[Figure dataset records]
— Start —
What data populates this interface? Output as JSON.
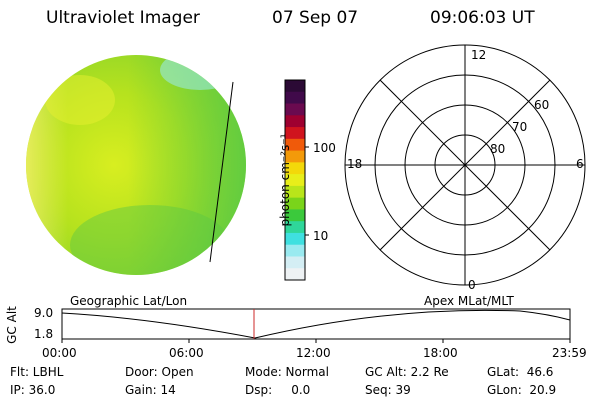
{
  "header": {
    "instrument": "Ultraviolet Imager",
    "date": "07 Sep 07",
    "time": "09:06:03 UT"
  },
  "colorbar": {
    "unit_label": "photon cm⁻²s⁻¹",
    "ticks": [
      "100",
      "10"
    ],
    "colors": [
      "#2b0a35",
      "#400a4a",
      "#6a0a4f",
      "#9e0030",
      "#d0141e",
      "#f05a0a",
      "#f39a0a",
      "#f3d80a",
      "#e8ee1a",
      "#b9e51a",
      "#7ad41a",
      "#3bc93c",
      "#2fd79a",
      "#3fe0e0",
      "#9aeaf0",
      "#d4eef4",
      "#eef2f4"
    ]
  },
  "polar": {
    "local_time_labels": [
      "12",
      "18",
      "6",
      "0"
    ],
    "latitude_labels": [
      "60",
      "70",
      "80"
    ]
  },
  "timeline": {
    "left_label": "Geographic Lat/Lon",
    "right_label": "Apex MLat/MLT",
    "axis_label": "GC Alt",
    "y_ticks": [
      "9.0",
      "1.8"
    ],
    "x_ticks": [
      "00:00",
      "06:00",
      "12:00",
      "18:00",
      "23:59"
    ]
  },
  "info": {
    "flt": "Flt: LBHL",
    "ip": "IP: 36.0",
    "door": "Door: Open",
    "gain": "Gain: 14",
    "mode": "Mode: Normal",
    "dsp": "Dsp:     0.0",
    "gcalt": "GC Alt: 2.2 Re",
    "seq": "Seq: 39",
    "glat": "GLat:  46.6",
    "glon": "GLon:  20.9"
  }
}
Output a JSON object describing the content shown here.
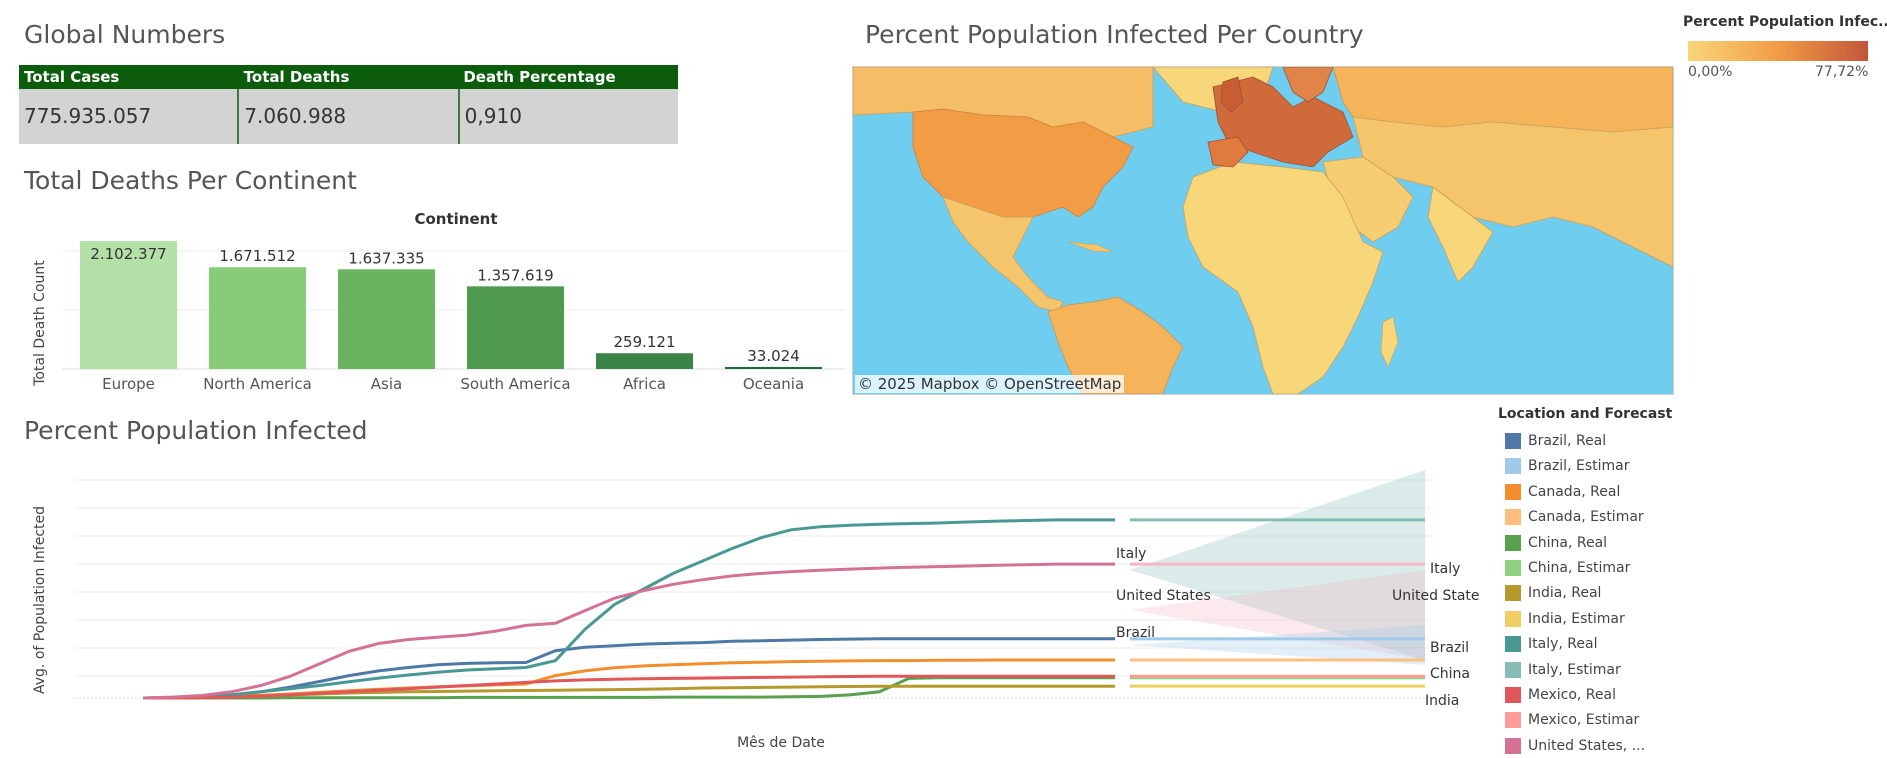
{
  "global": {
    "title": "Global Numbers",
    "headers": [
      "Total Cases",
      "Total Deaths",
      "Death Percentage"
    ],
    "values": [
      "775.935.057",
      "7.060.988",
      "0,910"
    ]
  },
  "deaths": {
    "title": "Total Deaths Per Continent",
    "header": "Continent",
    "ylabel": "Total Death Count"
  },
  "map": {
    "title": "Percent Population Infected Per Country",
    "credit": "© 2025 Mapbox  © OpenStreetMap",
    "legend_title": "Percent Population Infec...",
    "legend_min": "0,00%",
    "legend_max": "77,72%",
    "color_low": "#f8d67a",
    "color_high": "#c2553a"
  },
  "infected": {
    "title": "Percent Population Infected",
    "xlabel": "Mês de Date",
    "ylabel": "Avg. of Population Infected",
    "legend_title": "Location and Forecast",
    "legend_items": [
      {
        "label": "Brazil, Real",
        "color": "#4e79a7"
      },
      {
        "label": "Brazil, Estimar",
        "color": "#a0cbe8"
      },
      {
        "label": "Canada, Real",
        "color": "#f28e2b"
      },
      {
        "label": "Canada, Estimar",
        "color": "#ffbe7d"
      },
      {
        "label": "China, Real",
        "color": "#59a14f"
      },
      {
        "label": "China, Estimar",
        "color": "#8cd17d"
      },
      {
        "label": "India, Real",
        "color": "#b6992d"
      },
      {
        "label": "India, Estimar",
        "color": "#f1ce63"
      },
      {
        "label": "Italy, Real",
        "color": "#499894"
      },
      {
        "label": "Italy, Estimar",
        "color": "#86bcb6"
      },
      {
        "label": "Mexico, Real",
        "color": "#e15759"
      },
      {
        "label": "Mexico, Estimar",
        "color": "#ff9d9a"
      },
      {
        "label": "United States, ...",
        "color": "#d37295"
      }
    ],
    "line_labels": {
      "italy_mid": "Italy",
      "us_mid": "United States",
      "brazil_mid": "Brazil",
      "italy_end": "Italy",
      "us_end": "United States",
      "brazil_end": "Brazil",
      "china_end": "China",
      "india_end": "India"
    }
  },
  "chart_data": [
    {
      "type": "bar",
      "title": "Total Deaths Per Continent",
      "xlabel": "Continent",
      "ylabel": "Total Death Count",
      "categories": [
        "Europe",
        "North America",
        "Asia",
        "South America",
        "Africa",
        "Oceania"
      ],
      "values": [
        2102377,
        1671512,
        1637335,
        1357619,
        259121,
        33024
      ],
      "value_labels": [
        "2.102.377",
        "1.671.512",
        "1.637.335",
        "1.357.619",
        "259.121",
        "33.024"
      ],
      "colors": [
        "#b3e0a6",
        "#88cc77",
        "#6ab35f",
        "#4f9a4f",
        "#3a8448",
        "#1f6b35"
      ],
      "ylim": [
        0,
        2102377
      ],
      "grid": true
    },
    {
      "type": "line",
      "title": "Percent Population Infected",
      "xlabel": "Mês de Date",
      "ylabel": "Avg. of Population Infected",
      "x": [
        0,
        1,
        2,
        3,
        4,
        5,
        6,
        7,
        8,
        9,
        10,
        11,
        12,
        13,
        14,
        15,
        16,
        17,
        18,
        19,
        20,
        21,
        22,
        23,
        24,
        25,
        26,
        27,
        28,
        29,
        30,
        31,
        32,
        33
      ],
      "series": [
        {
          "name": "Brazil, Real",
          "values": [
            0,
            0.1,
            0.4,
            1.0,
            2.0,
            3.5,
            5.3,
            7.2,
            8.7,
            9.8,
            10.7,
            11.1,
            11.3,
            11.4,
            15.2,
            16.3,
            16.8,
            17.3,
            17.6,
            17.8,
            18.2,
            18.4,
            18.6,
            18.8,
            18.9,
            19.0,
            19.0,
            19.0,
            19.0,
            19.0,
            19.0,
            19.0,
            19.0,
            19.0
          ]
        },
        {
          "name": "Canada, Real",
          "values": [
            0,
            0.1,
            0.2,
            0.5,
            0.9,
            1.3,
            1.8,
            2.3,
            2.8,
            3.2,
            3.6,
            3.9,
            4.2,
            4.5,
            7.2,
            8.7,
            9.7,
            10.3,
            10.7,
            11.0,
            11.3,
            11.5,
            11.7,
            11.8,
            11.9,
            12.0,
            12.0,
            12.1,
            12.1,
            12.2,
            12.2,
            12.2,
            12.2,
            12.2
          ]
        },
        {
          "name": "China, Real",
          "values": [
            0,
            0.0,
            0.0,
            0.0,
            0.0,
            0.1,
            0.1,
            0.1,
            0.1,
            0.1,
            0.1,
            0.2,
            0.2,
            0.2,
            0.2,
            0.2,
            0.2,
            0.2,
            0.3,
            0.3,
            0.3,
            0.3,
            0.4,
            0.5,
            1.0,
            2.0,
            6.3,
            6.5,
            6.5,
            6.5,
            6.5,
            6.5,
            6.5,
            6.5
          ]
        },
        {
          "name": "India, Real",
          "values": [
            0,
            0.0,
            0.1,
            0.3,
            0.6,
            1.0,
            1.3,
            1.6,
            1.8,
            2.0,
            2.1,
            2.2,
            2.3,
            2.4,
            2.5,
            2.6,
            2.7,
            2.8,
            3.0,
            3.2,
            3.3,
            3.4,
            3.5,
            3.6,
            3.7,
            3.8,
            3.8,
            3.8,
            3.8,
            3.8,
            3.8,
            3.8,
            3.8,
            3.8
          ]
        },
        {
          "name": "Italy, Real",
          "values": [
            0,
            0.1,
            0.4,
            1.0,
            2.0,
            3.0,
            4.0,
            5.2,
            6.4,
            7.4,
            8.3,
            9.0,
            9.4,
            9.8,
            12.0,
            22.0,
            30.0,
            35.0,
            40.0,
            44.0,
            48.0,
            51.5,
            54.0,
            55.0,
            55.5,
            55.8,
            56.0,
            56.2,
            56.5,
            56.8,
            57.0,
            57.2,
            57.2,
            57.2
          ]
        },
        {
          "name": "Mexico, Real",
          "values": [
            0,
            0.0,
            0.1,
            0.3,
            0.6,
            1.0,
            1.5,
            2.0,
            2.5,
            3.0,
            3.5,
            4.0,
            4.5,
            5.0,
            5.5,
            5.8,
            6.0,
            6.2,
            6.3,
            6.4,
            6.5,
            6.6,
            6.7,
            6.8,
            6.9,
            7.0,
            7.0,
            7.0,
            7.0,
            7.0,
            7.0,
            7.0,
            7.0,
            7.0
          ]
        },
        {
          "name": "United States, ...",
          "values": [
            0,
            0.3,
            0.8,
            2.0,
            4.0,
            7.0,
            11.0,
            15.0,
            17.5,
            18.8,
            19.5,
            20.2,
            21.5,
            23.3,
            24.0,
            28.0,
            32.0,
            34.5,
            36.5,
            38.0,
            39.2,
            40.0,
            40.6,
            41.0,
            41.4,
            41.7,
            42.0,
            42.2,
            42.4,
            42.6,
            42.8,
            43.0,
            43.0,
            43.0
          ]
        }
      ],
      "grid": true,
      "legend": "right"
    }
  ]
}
— End —
--- YOUR INSTRUCTIONS ---
Copy out every line holding the string "Output".

--- ANSWER FOR THIS EXERCISE ---
What data populates this interface? Output as JSON.
Output a JSON object describing the content shown here.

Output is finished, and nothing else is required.